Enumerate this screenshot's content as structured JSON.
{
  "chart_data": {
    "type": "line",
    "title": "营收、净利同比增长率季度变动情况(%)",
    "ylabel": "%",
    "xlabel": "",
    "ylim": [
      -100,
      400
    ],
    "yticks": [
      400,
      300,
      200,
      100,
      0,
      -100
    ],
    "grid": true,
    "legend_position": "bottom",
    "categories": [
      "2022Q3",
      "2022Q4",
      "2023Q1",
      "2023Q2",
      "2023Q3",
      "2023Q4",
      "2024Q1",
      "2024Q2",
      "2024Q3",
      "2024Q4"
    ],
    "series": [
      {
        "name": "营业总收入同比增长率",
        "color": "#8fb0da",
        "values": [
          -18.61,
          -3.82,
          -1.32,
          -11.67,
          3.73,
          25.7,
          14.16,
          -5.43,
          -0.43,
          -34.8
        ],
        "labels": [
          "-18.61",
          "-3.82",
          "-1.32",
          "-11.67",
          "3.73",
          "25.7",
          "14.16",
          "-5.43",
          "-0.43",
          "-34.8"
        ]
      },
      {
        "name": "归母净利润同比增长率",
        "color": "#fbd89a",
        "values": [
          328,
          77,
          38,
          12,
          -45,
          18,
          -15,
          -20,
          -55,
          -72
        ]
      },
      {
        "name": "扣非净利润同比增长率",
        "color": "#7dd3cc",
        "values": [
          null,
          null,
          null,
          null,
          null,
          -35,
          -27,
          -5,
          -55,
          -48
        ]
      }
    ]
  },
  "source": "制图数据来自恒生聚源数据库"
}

DIRECTIVE:
Produce an exact copy of every entry above.

THE RESULT:
Enumerate this screenshot's content as structured JSON.
{
  "chart_data": {
    "type": "line",
    "title": "营收、净利同比增长率季度变动情况(%)",
    "ylabel": "%",
    "xlabel": "",
    "ylim": [
      -100,
      400
    ],
    "yticks": [
      400,
      300,
      200,
      100,
      0,
      -100
    ],
    "grid": true,
    "legend_position": "bottom",
    "categories": [
      "2022Q3",
      "2022Q4",
      "2023Q1",
      "2023Q2",
      "2023Q3",
      "2023Q4",
      "2024Q1",
      "2024Q2",
      "2024Q3",
      "2024Q4"
    ],
    "series": [
      {
        "name": "营业总收入同比增长率",
        "color": "#8fb0da",
        "values": [
          -18.61,
          -3.82,
          -1.32,
          -11.67,
          3.73,
          25.7,
          14.16,
          -5.43,
          -0.43,
          -34.8
        ],
        "labels": [
          "-18.61",
          "-3.82",
          "-1.32",
          "-11.67",
          "3.73",
          "25.7",
          "14.16",
          "-5.43",
          "-0.43",
          "-34.8"
        ]
      },
      {
        "name": "归母净利润同比增长率",
        "color": "#fbd89a",
        "values": [
          328,
          77,
          38,
          12,
          -45,
          18,
          -15,
          -20,
          -55,
          -72
        ]
      },
      {
        "name": "扣非净利润同比增长率",
        "color": "#7dd3cc",
        "values": [
          null,
          null,
          null,
          null,
          null,
          -35,
          -27,
          -5,
          -55,
          -48
        ]
      }
    ]
  },
  "source": "制图数据来自恒生聚源数据库"
}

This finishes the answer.